- **Supplied entries**:
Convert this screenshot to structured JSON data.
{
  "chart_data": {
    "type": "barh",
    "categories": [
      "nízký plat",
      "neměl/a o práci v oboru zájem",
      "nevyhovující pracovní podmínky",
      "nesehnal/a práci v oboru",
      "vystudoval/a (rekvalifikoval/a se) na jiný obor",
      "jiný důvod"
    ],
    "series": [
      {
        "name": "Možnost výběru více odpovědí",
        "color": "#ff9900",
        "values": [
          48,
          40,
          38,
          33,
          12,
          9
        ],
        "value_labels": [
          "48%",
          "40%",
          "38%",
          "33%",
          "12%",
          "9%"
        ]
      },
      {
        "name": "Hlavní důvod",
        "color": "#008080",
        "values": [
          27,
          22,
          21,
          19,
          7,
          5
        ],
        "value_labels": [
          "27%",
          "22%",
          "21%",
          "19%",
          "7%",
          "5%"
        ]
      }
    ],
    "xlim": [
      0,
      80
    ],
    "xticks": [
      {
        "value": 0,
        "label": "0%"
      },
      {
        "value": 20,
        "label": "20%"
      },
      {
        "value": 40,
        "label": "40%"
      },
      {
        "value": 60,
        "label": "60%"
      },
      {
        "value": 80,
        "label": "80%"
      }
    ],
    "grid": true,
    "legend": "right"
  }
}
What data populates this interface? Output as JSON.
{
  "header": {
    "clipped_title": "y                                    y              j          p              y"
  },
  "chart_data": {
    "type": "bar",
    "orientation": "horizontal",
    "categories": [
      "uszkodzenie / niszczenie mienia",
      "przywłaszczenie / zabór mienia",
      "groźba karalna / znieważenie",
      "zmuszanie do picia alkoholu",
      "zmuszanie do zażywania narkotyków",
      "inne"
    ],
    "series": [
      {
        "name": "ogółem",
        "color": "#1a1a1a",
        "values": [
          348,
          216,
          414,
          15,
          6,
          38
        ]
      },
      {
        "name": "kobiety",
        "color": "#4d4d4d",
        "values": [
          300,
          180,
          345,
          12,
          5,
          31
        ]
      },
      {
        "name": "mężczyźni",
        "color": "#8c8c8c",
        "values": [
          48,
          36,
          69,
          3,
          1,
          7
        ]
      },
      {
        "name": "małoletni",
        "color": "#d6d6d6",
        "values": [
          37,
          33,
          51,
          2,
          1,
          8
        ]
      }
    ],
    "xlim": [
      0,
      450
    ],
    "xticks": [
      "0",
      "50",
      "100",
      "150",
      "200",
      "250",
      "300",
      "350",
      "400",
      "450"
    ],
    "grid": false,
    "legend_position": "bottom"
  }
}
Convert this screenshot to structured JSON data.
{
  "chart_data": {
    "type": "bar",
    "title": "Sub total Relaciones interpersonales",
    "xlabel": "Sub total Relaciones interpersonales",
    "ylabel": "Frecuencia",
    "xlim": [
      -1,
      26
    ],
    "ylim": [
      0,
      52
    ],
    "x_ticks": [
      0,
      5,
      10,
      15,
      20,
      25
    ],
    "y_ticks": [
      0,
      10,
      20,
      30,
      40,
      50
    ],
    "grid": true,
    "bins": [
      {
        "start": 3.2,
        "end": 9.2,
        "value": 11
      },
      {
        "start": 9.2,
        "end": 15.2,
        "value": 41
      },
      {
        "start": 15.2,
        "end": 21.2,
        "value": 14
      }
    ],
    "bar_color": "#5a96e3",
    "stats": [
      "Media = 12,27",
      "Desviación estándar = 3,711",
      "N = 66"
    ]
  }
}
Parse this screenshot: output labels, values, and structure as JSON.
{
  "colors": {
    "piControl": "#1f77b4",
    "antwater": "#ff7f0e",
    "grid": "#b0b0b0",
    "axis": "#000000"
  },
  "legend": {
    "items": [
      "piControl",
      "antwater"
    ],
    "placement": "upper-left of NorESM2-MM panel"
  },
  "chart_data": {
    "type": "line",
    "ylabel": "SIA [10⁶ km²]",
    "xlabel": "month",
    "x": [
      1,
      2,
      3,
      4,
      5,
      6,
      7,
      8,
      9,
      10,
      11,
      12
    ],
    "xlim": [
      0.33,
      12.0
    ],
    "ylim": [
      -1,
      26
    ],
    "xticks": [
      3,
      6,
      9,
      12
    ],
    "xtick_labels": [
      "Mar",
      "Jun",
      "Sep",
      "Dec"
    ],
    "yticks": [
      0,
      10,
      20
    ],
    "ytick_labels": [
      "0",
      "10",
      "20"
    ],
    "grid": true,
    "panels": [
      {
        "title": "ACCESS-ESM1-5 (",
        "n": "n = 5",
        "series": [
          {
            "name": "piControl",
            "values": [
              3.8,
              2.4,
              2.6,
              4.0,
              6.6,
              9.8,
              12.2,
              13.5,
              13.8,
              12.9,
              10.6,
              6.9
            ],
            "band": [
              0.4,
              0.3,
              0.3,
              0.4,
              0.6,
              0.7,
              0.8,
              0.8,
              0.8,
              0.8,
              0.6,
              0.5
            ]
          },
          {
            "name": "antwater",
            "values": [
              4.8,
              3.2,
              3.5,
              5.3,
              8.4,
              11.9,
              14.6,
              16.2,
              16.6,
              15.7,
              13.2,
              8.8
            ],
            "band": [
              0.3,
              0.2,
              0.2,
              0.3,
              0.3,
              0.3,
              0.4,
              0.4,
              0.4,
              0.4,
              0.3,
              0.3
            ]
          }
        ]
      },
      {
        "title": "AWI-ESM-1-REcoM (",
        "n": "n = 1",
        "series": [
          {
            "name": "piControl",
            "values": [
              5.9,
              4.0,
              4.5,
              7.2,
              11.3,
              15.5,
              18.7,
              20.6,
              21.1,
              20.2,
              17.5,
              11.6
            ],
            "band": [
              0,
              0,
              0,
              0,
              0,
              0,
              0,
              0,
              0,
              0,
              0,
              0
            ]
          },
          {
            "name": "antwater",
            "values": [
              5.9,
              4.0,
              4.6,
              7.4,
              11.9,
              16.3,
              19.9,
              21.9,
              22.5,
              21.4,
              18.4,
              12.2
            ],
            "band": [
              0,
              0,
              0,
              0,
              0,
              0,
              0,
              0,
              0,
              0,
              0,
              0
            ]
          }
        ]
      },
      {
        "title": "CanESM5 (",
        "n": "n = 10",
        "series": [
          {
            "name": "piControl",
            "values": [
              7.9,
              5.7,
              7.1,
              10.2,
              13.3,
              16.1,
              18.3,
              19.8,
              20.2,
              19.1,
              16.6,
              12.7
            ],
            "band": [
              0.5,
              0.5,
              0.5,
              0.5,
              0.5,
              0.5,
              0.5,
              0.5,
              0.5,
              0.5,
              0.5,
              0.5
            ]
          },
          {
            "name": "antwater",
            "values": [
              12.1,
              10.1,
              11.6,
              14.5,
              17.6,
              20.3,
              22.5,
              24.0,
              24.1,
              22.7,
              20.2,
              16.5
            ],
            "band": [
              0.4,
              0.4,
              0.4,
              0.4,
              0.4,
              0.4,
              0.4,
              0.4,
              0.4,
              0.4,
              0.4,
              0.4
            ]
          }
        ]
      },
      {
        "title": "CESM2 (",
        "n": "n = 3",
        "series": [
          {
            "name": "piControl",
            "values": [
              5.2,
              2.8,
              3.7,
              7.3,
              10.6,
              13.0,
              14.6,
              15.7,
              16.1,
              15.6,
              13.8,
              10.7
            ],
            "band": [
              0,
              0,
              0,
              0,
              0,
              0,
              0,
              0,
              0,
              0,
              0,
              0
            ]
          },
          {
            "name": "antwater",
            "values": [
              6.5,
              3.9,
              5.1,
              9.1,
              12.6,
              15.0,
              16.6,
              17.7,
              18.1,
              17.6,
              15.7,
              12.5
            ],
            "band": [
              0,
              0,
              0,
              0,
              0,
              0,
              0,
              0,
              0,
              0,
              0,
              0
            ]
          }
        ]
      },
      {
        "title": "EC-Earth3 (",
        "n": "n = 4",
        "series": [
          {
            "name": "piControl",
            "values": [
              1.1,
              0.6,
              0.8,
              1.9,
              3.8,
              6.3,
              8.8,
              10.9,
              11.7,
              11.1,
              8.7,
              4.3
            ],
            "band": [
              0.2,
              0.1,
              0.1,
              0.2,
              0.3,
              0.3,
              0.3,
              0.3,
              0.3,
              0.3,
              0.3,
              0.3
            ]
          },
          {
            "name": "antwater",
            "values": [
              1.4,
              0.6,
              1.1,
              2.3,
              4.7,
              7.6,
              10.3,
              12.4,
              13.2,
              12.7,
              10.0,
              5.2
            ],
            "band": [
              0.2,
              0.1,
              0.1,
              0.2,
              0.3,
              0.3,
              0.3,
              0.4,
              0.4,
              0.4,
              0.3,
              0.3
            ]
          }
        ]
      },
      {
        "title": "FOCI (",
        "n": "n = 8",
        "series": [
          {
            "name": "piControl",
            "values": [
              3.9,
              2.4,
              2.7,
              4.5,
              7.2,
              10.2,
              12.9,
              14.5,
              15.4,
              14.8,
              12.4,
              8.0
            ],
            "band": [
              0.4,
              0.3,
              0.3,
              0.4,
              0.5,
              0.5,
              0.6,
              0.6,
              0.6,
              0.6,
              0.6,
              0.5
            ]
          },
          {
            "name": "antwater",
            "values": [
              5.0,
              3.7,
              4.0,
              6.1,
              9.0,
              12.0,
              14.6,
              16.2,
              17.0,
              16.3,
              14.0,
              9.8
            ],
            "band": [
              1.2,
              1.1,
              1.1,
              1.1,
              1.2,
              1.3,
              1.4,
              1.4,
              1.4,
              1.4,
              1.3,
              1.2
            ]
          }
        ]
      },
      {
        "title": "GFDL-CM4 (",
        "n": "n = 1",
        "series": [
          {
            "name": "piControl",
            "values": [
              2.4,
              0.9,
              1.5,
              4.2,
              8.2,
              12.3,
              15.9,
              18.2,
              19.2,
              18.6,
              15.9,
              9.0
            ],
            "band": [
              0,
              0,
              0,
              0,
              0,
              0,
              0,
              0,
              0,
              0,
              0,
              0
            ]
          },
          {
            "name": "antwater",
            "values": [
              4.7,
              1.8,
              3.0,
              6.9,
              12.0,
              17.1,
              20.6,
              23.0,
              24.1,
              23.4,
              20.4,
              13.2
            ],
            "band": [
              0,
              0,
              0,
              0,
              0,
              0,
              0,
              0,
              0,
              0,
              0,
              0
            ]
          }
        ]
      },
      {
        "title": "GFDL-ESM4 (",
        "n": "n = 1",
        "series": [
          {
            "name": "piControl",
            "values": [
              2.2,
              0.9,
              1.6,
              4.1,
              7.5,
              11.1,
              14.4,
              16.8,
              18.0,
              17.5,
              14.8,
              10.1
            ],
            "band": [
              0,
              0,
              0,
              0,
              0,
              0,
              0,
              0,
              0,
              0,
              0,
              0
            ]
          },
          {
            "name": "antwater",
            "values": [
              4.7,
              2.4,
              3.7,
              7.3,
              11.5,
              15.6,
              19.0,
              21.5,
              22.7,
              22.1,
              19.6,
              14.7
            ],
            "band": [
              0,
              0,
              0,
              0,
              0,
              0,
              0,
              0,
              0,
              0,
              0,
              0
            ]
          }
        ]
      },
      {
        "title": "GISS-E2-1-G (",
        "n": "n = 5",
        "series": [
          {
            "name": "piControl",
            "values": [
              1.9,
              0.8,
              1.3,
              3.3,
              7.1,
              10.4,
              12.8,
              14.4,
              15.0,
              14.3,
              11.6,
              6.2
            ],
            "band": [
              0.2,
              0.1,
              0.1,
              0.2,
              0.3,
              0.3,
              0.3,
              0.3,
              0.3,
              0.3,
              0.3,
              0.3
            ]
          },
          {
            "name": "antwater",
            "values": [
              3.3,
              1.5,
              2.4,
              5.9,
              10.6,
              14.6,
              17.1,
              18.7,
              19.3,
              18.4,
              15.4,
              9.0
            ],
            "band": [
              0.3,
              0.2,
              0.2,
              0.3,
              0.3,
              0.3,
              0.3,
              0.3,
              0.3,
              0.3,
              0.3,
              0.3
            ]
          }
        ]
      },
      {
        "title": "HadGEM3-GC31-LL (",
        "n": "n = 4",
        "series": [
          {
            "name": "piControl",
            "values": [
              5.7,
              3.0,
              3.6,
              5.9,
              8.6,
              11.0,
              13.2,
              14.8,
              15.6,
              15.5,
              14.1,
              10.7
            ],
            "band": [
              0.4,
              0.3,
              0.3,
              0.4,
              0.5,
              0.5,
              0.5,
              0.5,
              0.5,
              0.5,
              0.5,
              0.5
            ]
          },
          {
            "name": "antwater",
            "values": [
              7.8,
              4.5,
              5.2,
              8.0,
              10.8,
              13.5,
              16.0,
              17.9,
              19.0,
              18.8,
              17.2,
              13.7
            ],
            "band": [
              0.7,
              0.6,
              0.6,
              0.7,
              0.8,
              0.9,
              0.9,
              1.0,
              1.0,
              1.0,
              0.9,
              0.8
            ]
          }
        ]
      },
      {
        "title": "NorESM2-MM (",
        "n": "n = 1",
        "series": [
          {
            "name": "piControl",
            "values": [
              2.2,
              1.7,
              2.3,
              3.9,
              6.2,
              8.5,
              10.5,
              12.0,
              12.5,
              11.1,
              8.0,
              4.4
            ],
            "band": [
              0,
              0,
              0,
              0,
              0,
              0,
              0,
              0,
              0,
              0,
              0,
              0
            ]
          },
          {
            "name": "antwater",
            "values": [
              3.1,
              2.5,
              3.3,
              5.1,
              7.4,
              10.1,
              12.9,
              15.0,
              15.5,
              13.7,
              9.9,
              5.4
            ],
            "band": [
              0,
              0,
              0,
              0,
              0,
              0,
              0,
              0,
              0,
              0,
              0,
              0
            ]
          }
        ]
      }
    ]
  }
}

- **What you are asked to do**:
Go through the data above and find the lines with the word "type". Copy each of those lines.

- **Exercise output**:
    "type": "barh",
    "type": "bar",
    "type": "bar",
    "type": "line",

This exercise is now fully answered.